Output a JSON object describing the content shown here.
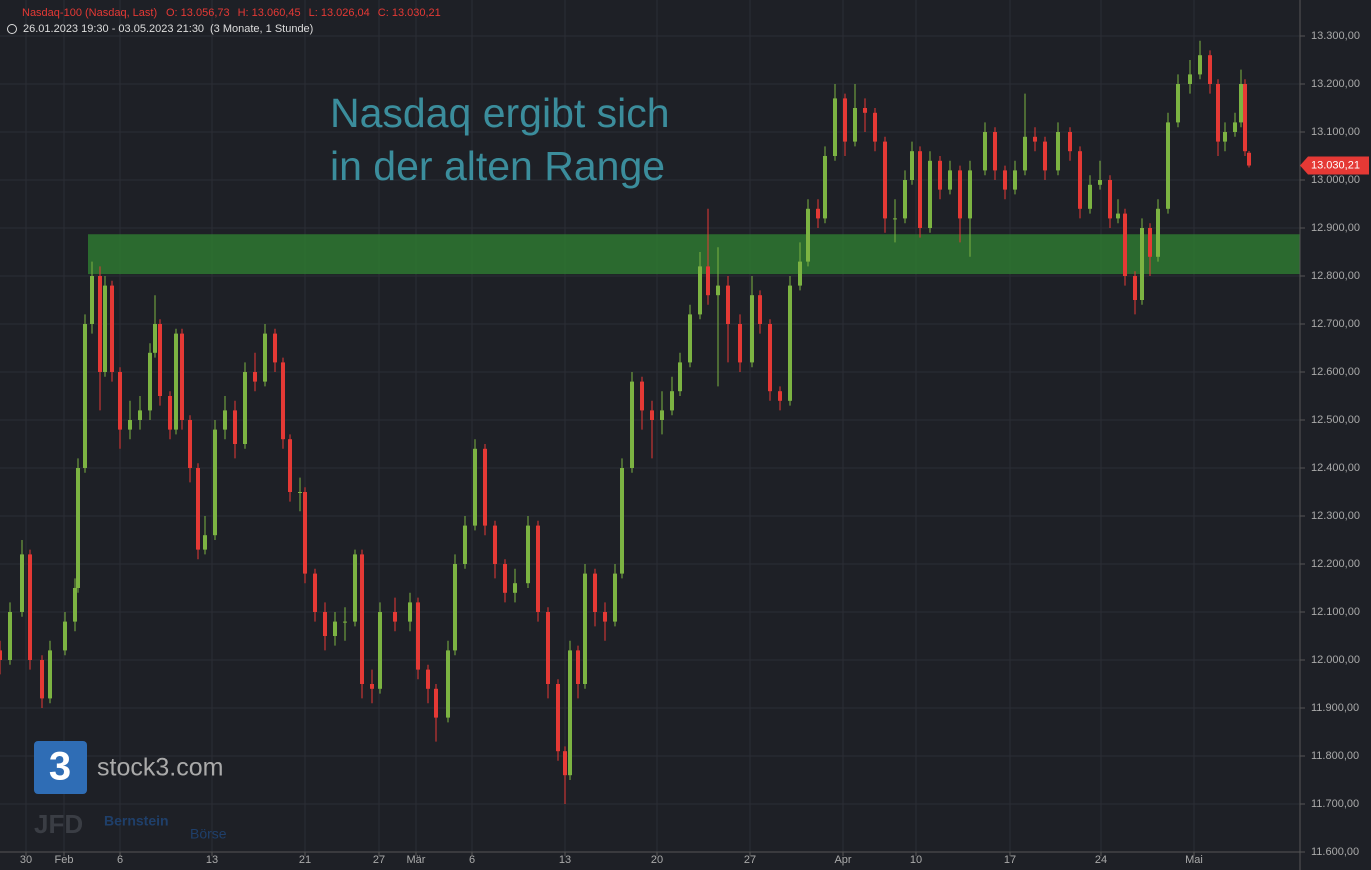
{
  "chart_data": {
    "type": "candlestick",
    "title": "Nasdaq-100 (Nasdaq, Last)",
    "info": [
      "O: 13.056,73",
      "H: 13.060,45",
      "L: 13.026,04",
      "C: 13.030,21"
    ],
    "period": "26.01.2023 19:30 - 03.05.2023 21:30",
    "period_note": "(3 Monate, 1 Stunde)",
    "annotation": [
      "Nasdaq ergibt sich",
      "in der alten Range"
    ],
    "zone": {
      "from": 12804,
      "to": 12887,
      "start": 88,
      "color": "#2e7d32"
    },
    "last_price": {
      "value": 13030.21,
      "label": "13.030,21"
    },
    "up_color": "#7cb342",
    "down_color": "#e53935",
    "grid": true,
    "xlim": [
      0,
      1300
    ],
    "ylim": [
      11600,
      13375
    ],
    "xticks": [
      {
        "value": 26,
        "label": "30"
      },
      {
        "value": 64,
        "label": "Feb"
      },
      {
        "value": 120,
        "label": "6"
      },
      {
        "value": 212,
        "label": "13"
      },
      {
        "value": 305,
        "label": "21"
      },
      {
        "value": 379,
        "label": "27"
      },
      {
        "value": 416,
        "label": "Mär"
      },
      {
        "value": 472,
        "label": "6"
      },
      {
        "value": 565,
        "label": "13"
      },
      {
        "value": 657,
        "label": "20"
      },
      {
        "value": 750,
        "label": "27"
      },
      {
        "value": 843,
        "label": "Apr"
      },
      {
        "value": 916,
        "label": "10"
      },
      {
        "value": 1010,
        "label": "17"
      },
      {
        "value": 1101,
        "label": "24"
      },
      {
        "value": 1194,
        "label": "Mai"
      }
    ],
    "yticks": [
      {
        "value": 13300,
        "label": "13.300,00"
      },
      {
        "value": 13200,
        "label": "13.200,00"
      },
      {
        "value": 13100,
        "label": "13.100,00"
      },
      {
        "value": 13000,
        "label": "13.000,00"
      },
      {
        "value": 12900,
        "label": "12.900,00"
      },
      {
        "value": 12800,
        "label": "12.800,00"
      },
      {
        "value": 12700,
        "label": "12.700,00"
      },
      {
        "value": 12600,
        "label": "12.600,00"
      },
      {
        "value": 12500,
        "label": "12.500,00"
      },
      {
        "value": 12400,
        "label": "12.400,00"
      },
      {
        "value": 12300,
        "label": "12.300,00"
      },
      {
        "value": 12200,
        "label": "12.200,00"
      },
      {
        "value": 12100,
        "label": "12.100,00"
      },
      {
        "value": 12000,
        "label": "12.000,00"
      },
      {
        "value": 11900,
        "label": "11.900,00"
      },
      {
        "value": 11800,
        "label": "11.800,00"
      },
      {
        "value": 11700,
        "label": "11.700,00"
      },
      {
        "value": 11600,
        "label": "11.600,00"
      }
    ],
    "x": [
      0,
      10,
      22,
      30,
      42,
      50,
      65,
      75,
      78,
      85,
      92,
      100,
      105,
      112,
      120,
      130,
      140,
      150,
      155,
      160,
      170,
      176,
      182,
      190,
      198,
      205,
      215,
      225,
      235,
      245,
      255,
      265,
      275,
      283,
      290,
      300,
      305,
      315,
      325,
      335,
      345,
      355,
      362,
      372,
      380,
      395,
      410,
      418,
      428,
      436,
      448,
      455,
      465,
      475,
      485,
      495,
      505,
      515,
      528,
      538,
      548,
      558,
      565,
      570,
      578,
      585,
      595,
      605,
      615,
      622,
      632,
      642,
      652,
      662,
      672,
      680,
      690,
      700,
      708,
      718,
      728,
      740,
      752,
      760,
      770,
      780,
      790,
      800,
      808,
      818,
      825,
      835,
      845,
      855,
      865,
      875,
      885,
      895,
      905,
      912,
      920,
      930,
      940,
      950,
      960,
      970,
      985,
      995,
      1005,
      1015,
      1025,
      1035,
      1045,
      1058,
      1070,
      1080,
      1090,
      1100,
      1110,
      1118,
      1125,
      1135,
      1142,
      1150,
      1158,
      1168,
      1178,
      1190,
      1200,
      1210,
      1218,
      1225,
      1235,
      1241,
      1245,
      1249
    ],
    "open": [
      12020,
      12000,
      12100,
      12220,
      12000,
      11920,
      12020,
      12080,
      12150,
      12400,
      12700,
      12800,
      12600,
      12780,
      12600,
      12480,
      12500,
      12520,
      12640,
      12700,
      12550,
      12480,
      12680,
      12500,
      12400,
      12230,
      12260,
      12480,
      12520,
      12450,
      12600,
      12580,
      12680,
      12620,
      12460,
      12350,
      12350,
      12180,
      12100,
      12050,
      12080,
      12080,
      12220,
      11950,
      11940,
      12100,
      12080,
      12120,
      11980,
      11940,
      11880,
      12020,
      12200,
      12280,
      12440,
      12280,
      12200,
      12140,
      12160,
      12280,
      12100,
      11950,
      11810,
      11760,
      12020,
      11950,
      12180,
      12100,
      12080,
      12180,
      12400,
      12580,
      12520,
      12500,
      12520,
      12560,
      12620,
      12720,
      12820,
      12760,
      12780,
      12700,
      12620,
      12760,
      12700,
      12560,
      12540,
      12780,
      12830,
      12940,
      12920,
      13050,
      13170,
      13080,
      13150,
      13140,
      13080,
      12920,
      12920,
      13000,
      13060,
      12900,
      13040,
      12980,
      13020,
      12920,
      13020,
      13100,
      13020,
      12980,
      13020,
      13090,
      13080,
      13020,
      13100,
      13060,
      12940,
      12990,
      13000,
      12920,
      12930,
      12800,
      12750,
      12900,
      12840,
      12940,
      13120,
      13200,
      13220,
      13260,
      13200,
      13080,
      13100,
      13120,
      13200,
      13056.73
    ],
    "high": [
      12040,
      12120,
      12250,
      12230,
      12010,
      12040,
      12100,
      12170,
      12420,
      12720,
      12830,
      12820,
      12800,
      12790,
      12610,
      12540,
      12550,
      12660,
      12760,
      12710,
      12560,
      12690,
      12690,
      12510,
      12410,
      12300,
      12500,
      12550,
      12540,
      12620,
      12640,
      12700,
      12690,
      12630,
      12470,
      12380,
      12360,
      12190,
      12120,
      12100,
      12110,
      12230,
      12230,
      11980,
      12120,
      12130,
      12140,
      12130,
      11990,
      11950,
      12040,
      12220,
      12300,
      12460,
      12450,
      12290,
      12210,
      12190,
      12300,
      12290,
      12110,
      11960,
      11820,
      12040,
      12030,
      12200,
      12190,
      12120,
      12200,
      12420,
      12600,
      12590,
      12540,
      12560,
      12590,
      12640,
      12740,
      12850,
      12940,
      12860,
      12800,
      12720,
      12800,
      12770,
      12710,
      12570,
      12800,
      12870,
      12960,
      12960,
      13070,
      13200,
      13180,
      13200,
      13170,
      13150,
      13090,
      12960,
      13020,
      13080,
      13070,
      13060,
      13050,
      13040,
      13030,
      13040,
      13120,
      13110,
      13030,
      13040,
      13180,
      13110,
      13090,
      13120,
      13110,
      13070,
      13010,
      13040,
      13010,
      12960,
      12940,
      12810,
      12920,
      12910,
      12960,
      13140,
      13220,
      13250,
      13290,
      13270,
      13210,
      13120,
      13140,
      13230,
      13210,
      13060.45
    ],
    "low": [
      11970,
      11990,
      12090,
      11980,
      11900,
      11910,
      12010,
      12060,
      12140,
      12390,
      12680,
      12520,
      12590,
      12580,
      12440,
      12460,
      12480,
      12500,
      12630,
      12530,
      12460,
      12470,
      12480,
      12370,
      12210,
      12220,
      12250,
      12460,
      12420,
      12440,
      12560,
      12570,
      12600,
      12440,
      12330,
      12310,
      12160,
      12080,
      12020,
      12030,
      12040,
      12070,
      11920,
      11910,
      11930,
      12060,
      12060,
      11960,
      11910,
      11830,
      11870,
      12010,
      12190,
      12270,
      12260,
      12170,
      12120,
      12120,
      12150,
      12080,
      11920,
      11790,
      11700,
      11750,
      11920,
      11940,
      12070,
      12040,
      12070,
      12170,
      12390,
      12480,
      12420,
      12470,
      12510,
      12550,
      12610,
      12710,
      12740,
      12570,
      12620,
      12600,
      12610,
      12680,
      12540,
      12520,
      12530,
      12770,
      12820,
      12900,
      12910,
      13040,
      13050,
      13070,
      13100,
      13060,
      12890,
      12870,
      12910,
      12990,
      12880,
      12890,
      12960,
      12970,
      12870,
      12840,
      13010,
      13000,
      12960,
      12970,
      13010,
      13060,
      13000,
      13010,
      13040,
      12920,
      12930,
      12980,
      12900,
      12910,
      12780,
      12720,
      12740,
      12800,
      12830,
      12930,
      13110,
      13180,
      13210,
      13180,
      13050,
      13060,
      13090,
      13110,
      13050,
      13026.04
    ],
    "close": [
      12000,
      12100,
      12220,
      12000,
      11920,
      12020,
      12080,
      12150,
      12400,
      12700,
      12800,
      12600,
      12780,
      12600,
      12480,
      12500,
      12520,
      12640,
      12700,
      12550,
      12480,
      12680,
      12500,
      12400,
      12230,
      12260,
      12480,
      12520,
      12450,
      12600,
      12580,
      12680,
      12620,
      12460,
      12350,
      12350,
      12180,
      12100,
      12050,
      12080,
      12080,
      12220,
      11950,
      11940,
      12100,
      12080,
      12120,
      11980,
      11940,
      11880,
      12020,
      12200,
      12280,
      12440,
      12280,
      12200,
      12140,
      12160,
      12280,
      12100,
      11950,
      11810,
      11760,
      12020,
      11950,
      12180,
      12100,
      12080,
      12180,
      12400,
      12580,
      12520,
      12500,
      12520,
      12560,
      12620,
      12720,
      12820,
      12760,
      12780,
      12700,
      12620,
      12760,
      12700,
      12560,
      12540,
      12780,
      12830,
      12940,
      12920,
      13050,
      13170,
      13080,
      13150,
      13140,
      13080,
      12920,
      12920,
      13000,
      13060,
      12900,
      13040,
      12980,
      13020,
      12920,
      13020,
      13100,
      13020,
      12980,
      13020,
      13090,
      13080,
      13020,
      13100,
      13060,
      12940,
      12990,
      13000,
      12920,
      12930,
      12800,
      12750,
      12900,
      12840,
      12940,
      13120,
      13200,
      13220,
      13260,
      13200,
      13080,
      13100,
      13120,
      13200,
      13060,
      13030.21
    ]
  },
  "watermark": {
    "logo": "3",
    "brand": "stock3.com",
    "partner1": "JFD",
    "partner2": "Bernstein",
    "partner3": "Börse"
  }
}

INSTRUCTIONS FOR THE TASK: Copy out each line of the listing that holds "Nasdaq".

EXERCISE ANSWER:
    "title": "Nasdaq-100 (Nasdaq, Last)",
      "Nasdaq ergibt sich",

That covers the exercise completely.